- Directions for this task -
Report every line in the entries below that contains the string "footer".

- Records supplied -
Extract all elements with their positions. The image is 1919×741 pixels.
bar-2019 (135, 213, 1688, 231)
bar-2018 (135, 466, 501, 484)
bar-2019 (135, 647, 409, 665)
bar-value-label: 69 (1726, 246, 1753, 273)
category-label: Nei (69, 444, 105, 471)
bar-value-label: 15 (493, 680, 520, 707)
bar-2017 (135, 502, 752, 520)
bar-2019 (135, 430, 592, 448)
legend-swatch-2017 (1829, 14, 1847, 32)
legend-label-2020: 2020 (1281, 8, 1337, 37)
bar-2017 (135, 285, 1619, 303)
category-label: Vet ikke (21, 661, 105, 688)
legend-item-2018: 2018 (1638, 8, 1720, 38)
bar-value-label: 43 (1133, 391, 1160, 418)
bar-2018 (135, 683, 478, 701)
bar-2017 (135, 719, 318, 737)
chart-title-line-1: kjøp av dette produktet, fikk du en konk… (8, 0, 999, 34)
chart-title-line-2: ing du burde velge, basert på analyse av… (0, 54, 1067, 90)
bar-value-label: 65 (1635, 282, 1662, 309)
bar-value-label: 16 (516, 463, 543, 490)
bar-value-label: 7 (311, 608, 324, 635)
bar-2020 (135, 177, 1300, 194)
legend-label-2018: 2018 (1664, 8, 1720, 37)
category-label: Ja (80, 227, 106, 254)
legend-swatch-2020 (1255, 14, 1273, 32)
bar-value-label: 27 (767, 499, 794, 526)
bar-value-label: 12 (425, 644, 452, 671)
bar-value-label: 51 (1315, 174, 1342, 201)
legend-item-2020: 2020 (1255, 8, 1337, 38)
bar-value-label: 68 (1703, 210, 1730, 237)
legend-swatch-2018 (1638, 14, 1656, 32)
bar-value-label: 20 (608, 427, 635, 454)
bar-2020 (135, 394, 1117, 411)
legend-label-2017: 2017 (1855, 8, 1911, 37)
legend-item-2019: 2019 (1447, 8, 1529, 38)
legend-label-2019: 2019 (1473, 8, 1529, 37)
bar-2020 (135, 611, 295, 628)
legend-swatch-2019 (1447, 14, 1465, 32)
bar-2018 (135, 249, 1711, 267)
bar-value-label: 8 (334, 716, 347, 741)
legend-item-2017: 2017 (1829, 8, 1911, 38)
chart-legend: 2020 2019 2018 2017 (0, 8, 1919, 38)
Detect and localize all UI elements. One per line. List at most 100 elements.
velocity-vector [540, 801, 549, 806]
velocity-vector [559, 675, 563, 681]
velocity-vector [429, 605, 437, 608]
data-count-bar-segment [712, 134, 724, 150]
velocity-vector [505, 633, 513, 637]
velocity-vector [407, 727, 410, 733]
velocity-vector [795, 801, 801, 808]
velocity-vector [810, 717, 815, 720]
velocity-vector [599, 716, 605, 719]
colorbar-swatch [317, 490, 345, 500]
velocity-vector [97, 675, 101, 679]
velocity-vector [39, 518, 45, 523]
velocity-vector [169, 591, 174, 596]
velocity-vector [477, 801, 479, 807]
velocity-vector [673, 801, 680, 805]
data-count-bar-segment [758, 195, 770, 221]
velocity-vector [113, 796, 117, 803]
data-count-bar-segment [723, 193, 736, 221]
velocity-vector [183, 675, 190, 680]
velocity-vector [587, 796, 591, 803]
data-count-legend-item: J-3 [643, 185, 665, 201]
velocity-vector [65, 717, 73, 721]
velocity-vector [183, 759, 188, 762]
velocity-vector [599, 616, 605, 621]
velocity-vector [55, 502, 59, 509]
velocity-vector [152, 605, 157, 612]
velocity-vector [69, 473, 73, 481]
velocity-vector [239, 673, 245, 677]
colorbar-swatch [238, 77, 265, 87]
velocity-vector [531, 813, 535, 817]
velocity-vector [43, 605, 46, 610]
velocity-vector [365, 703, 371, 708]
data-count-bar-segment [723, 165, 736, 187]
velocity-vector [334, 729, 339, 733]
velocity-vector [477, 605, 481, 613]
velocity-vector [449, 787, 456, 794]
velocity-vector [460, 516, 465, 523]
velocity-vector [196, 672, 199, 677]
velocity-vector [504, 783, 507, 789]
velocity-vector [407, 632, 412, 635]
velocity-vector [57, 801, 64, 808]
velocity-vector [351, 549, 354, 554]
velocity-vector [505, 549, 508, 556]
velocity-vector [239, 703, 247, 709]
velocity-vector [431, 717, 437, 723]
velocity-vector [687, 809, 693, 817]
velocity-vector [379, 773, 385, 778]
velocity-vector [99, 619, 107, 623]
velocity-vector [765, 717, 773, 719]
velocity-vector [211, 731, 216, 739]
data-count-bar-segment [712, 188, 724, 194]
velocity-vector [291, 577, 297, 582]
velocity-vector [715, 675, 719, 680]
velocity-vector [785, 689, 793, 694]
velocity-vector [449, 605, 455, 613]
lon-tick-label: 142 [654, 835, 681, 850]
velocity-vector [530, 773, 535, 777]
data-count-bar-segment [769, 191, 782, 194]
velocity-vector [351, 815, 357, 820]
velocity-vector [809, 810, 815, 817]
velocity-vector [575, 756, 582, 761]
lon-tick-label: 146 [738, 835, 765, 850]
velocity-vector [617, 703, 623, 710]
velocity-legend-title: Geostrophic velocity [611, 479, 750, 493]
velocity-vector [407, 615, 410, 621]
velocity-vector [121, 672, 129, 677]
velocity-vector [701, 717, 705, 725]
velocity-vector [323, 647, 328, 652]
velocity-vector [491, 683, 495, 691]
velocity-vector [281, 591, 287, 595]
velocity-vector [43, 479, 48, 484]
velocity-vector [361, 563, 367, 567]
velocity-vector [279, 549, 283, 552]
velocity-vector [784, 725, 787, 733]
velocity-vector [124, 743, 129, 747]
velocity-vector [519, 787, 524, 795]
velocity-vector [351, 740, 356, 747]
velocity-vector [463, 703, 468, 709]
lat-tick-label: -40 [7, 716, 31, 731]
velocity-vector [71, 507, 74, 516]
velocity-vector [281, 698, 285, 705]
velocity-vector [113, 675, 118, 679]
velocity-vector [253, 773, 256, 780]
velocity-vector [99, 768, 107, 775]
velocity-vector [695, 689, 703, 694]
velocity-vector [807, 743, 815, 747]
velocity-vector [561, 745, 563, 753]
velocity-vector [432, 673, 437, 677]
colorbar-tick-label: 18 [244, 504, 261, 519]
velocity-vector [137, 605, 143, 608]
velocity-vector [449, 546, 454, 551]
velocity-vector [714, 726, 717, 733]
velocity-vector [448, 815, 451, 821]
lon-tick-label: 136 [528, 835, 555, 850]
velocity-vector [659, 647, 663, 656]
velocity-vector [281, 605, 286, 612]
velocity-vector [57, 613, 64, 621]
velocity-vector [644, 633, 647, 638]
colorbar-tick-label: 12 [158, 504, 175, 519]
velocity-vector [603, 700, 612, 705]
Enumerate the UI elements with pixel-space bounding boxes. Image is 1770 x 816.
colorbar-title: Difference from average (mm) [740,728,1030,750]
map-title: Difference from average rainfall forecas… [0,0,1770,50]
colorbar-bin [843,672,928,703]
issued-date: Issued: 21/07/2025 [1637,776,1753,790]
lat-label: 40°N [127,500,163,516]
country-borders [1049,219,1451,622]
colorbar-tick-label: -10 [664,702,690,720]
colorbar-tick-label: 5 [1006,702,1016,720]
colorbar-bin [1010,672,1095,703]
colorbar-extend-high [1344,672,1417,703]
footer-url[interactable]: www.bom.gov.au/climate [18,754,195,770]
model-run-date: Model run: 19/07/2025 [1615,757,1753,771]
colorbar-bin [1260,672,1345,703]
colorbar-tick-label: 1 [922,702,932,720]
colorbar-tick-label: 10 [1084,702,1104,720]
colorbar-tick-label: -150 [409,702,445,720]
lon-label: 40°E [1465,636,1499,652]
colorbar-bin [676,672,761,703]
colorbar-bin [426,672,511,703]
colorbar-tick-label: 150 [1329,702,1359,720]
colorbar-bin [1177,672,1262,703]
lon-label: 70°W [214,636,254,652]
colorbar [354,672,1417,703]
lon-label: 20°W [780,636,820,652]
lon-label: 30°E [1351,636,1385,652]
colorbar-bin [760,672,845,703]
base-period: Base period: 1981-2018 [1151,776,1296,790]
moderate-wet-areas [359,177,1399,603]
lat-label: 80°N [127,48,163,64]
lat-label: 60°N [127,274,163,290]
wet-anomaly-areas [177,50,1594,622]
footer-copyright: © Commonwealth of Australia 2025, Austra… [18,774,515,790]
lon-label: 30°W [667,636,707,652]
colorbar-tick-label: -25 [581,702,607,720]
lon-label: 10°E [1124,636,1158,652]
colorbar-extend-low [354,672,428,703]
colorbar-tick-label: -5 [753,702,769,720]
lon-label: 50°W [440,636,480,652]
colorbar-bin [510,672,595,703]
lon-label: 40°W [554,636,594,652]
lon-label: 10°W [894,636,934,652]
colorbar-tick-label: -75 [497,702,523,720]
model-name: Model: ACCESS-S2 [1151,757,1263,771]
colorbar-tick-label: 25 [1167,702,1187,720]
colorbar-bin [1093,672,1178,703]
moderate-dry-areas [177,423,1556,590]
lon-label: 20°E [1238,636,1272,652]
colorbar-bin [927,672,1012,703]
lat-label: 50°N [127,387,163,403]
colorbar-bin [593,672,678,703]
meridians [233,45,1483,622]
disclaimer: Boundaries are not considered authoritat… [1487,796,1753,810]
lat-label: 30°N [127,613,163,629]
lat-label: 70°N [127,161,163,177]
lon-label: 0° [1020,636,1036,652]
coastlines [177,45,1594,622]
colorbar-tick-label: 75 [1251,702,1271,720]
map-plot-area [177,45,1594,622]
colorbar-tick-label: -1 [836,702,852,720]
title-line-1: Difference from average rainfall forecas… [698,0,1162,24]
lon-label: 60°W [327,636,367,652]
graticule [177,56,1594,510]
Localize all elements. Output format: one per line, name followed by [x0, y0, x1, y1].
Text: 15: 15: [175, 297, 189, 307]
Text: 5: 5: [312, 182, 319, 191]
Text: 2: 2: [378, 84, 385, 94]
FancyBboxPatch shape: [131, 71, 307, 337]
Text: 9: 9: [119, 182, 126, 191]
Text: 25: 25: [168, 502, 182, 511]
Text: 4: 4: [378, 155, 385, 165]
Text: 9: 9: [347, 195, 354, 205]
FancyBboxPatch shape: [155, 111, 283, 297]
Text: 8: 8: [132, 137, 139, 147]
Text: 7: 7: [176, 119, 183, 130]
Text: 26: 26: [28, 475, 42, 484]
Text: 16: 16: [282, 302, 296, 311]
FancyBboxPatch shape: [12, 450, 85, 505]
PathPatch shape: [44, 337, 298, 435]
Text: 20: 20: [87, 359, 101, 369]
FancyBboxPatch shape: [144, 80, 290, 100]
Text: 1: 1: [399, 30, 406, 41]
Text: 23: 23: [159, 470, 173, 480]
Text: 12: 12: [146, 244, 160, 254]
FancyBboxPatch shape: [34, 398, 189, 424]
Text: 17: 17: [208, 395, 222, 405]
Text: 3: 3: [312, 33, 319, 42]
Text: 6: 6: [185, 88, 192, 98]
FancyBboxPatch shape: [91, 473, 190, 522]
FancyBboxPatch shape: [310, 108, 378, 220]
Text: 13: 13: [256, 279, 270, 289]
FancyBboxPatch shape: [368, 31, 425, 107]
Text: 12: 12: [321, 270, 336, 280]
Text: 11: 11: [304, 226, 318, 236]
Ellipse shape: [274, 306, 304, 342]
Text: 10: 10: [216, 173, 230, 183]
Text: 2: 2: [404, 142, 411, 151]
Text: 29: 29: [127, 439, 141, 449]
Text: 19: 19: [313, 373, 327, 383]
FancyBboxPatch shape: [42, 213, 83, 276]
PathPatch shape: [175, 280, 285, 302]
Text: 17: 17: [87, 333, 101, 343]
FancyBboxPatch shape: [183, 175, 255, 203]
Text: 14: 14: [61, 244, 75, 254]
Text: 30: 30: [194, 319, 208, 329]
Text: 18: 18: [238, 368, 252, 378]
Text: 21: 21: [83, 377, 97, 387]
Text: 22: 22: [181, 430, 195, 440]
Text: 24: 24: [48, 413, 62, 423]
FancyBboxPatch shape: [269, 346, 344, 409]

- Response for this exercise -
footer-url[interactable]: www.bom.gov.au/climate [18,754,195,770]
footer-copyright: © Commonwealth of Australia 2025, Austra… [18,774,515,790]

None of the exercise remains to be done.